GIVEN ENTRIES =
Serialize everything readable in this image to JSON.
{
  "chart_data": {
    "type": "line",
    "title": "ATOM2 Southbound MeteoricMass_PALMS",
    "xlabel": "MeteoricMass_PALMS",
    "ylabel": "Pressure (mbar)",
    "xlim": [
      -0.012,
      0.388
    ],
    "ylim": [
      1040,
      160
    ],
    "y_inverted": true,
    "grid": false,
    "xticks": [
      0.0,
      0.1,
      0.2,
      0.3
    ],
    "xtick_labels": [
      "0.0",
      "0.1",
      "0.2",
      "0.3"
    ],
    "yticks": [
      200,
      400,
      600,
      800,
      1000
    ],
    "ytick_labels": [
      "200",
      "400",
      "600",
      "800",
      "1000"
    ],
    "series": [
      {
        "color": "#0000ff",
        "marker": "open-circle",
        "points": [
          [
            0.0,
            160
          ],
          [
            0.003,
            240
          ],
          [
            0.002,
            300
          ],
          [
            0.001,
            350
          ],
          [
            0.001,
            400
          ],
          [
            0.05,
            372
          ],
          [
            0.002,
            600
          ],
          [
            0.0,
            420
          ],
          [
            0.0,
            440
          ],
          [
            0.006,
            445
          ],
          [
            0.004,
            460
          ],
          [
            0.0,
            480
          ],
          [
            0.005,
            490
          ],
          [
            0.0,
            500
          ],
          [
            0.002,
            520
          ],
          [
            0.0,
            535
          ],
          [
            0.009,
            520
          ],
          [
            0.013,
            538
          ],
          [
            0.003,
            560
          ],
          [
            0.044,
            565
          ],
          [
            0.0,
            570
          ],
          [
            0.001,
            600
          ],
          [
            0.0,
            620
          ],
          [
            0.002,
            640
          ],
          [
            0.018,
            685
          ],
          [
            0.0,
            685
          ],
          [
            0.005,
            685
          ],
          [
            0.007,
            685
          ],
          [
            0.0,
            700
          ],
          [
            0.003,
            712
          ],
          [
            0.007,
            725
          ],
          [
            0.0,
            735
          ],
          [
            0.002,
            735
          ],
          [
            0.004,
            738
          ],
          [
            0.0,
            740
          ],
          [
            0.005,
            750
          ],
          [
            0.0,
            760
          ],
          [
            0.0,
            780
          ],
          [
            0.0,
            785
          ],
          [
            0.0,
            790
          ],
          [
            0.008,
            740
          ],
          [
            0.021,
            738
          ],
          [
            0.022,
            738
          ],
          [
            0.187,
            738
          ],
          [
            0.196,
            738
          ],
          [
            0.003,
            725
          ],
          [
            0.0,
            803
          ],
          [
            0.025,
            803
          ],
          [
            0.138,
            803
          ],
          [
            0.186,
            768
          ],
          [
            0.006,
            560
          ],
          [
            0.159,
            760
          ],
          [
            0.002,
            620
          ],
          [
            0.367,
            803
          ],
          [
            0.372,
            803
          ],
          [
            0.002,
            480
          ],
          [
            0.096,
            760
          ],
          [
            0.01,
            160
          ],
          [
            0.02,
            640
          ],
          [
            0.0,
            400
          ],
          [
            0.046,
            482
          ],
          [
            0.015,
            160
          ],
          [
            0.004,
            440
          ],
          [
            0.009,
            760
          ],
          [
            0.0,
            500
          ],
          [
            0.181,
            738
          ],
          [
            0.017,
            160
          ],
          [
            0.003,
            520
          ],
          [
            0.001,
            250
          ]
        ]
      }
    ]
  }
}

TASK BRIEF = Give all of the entries again, word for word.

ANSWER IN FULL =
Serialize everything readable in this image to JSON.
{
  "chart_data": {
    "type": "line",
    "title": "ATOM2 Southbound MeteoricMass_PALMS",
    "xlabel": "MeteoricMass_PALMS",
    "ylabel": "Pressure (mbar)",
    "xlim": [
      -0.012,
      0.388
    ],
    "ylim": [
      1040,
      160
    ],
    "y_inverted": true,
    "grid": false,
    "xticks": [
      0.0,
      0.1,
      0.2,
      0.3
    ],
    "xtick_labels": [
      "0.0",
      "0.1",
      "0.2",
      "0.3"
    ],
    "yticks": [
      200,
      400,
      600,
      800,
      1000
    ],
    "ytick_labels": [
      "200",
      "400",
      "600",
      "800",
      "1000"
    ],
    "series": [
      {
        "color": "#0000ff",
        "marker": "open-circle",
        "points": [
          [
            0.0,
            160
          ],
          [
            0.003,
            240
          ],
          [
            0.002,
            300
          ],
          [
            0.001,
            350
          ],
          [
            0.001,
            400
          ],
          [
            0.05,
            372
          ],
          [
            0.002,
            600
          ],
          [
            0.0,
            420
          ],
          [
            0.0,
            440
          ],
          [
            0.006,
            445
          ],
          [
            0.004,
            460
          ],
          [
            0.0,
            480
          ],
          [
            0.005,
            490
          ],
          [
            0.0,
            500
          ],
          [
            0.002,
            520
          ],
          [
            0.0,
            535
          ],
          [
            0.009,
            520
          ],
          [
            0.013,
            538
          ],
          [
            0.003,
            560
          ],
          [
            0.044,
            565
          ],
          [
            0.0,
            570
          ],
          [
            0.001,
            600
          ],
          [
            0.0,
            620
          ],
          [
            0.002,
            640
          ],
          [
            0.018,
            685
          ],
          [
            0.0,
            685
          ],
          [
            0.005,
            685
          ],
          [
            0.007,
            685
          ],
          [
            0.0,
            700
          ],
          [
            0.003,
            712
          ],
          [
            0.007,
            725
          ],
          [
            0.0,
            735
          ],
          [
            0.002,
            735
          ],
          [
            0.004,
            738
          ],
          [
            0.0,
            740
          ],
          [
            0.005,
            750
          ],
          [
            0.0,
            760
          ],
          [
            0.0,
            780
          ],
          [
            0.0,
            785
          ],
          [
            0.0,
            790
          ],
          [
            0.008,
            740
          ],
          [
            0.021,
            738
          ],
          [
            0.022,
            738
          ],
          [
            0.187,
            738
          ],
          [
            0.196,
            738
          ],
          [
            0.003,
            725
          ],
          [
            0.0,
            803
          ],
          [
            0.025,
            803
          ],
          [
            0.138,
            803
          ],
          [
            0.186,
            768
          ],
          [
            0.006,
            560
          ],
          [
            0.159,
            760
          ],
          [
            0.002,
            620
          ],
          [
            0.367,
            803
          ],
          [
            0.372,
            803
          ],
          [
            0.002,
            480
          ],
          [
            0.096,
            760
          ],
          [
            0.01,
            160
          ],
          [
            0.02,
            640
          ],
          [
            0.0,
            400
          ],
          [
            0.046,
            482
          ],
          [
            0.015,
            160
          ],
          [
            0.004,
            440
          ],
          [
            0.009,
            760
          ],
          [
            0.0,
            500
          ],
          [
            0.181,
            738
          ],
          [
            0.017,
            160
          ],
          [
            0.003,
            520
          ],
          [
            0.001,
            250
          ]
        ]
      }
    ]
  }
}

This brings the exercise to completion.